» **TASK STATEMENT**: Reply with the count of lines holding "color", nothing more.

#### EXTRACTED INFORMATION ####

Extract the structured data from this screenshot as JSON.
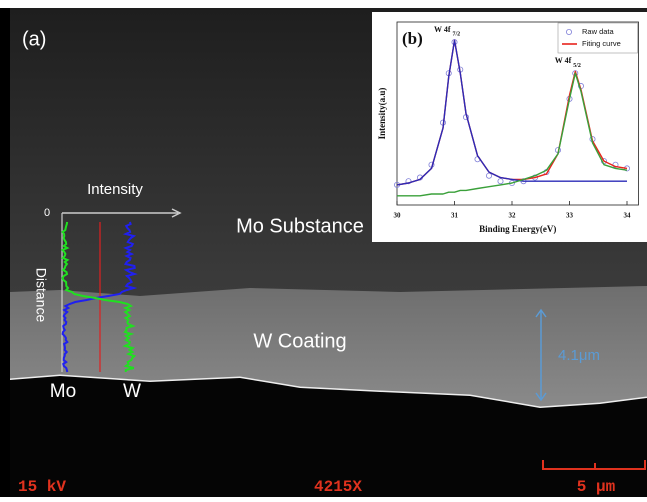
{
  "panel_labels": {
    "a": "(a)",
    "b": "(b)"
  },
  "sem": {
    "profile_axis_label": "Intensity",
    "profile_origin": "0",
    "profile_distance": "Distance",
    "mo_label": "Mo",
    "w_label": "W",
    "substance": "Mo Substance",
    "coating": "W Coating",
    "thickness": "4.1μm",
    "voltage": "15 kV",
    "magnification": "4215X",
    "scale": "5 μm"
  },
  "chart_data": {
    "type": "line",
    "xlabel": "Binding Energy(eV)",
    "ylabel": "Intensity(a.u)",
    "annotations": [
      {
        "text": "W 4f",
        "sub": "7/2"
      },
      {
        "text": "W 4f",
        "sub": "5/2"
      }
    ],
    "x": [
      30.0,
      30.2,
      30.4,
      30.6,
      30.8,
      30.9,
      31.0,
      31.1,
      31.2,
      31.4,
      31.6,
      31.8,
      32.0,
      32.2,
      32.4,
      32.6,
      32.8,
      33.0,
      33.1,
      33.2,
      33.4,
      33.6,
      33.8,
      34.0
    ],
    "xlim": [
      30,
      34.2
    ],
    "xticks": [
      30,
      31,
      32,
      33,
      34
    ],
    "ylim": [
      0,
      100
    ],
    "legend": "upper right",
    "series": [
      {
        "name": "Raw data",
        "color": "#8080d8",
        "marker": "circle",
        "line": false,
        "values": [
          11,
          13,
          15,
          22,
          45,
          72,
          89,
          74,
          48,
          25,
          16,
          13,
          12,
          13,
          15,
          18,
          30,
          58,
          72,
          65,
          36,
          24,
          22,
          20
        ]
      },
      {
        "name": "Fiting curve",
        "color": "#e8231c",
        "values": [
          11,
          12,
          14,
          20,
          42,
          70,
          90,
          72,
          50,
          27,
          18,
          15,
          14,
          14,
          15,
          17,
          28,
          60,
          73,
          63,
          35,
          24,
          21,
          20
        ]
      },
      {
        "color": "#2b2bb8",
        "values": [
          11,
          12,
          14,
          20,
          42,
          70,
          90,
          72,
          50,
          27,
          18,
          15,
          14,
          13,
          13,
          13,
          13,
          13,
          13,
          13,
          13,
          13,
          13,
          13
        ]
      },
      {
        "color": "#3aa03a",
        "values": [
          5,
          5,
          5,
          6,
          6,
          7,
          7,
          8,
          8,
          9,
          10,
          11,
          12,
          14,
          16,
          19,
          28,
          58,
          72,
          62,
          34,
          22,
          20,
          19
        ]
      }
    ]
  }
}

####

» **TASK RESPONSE**: 4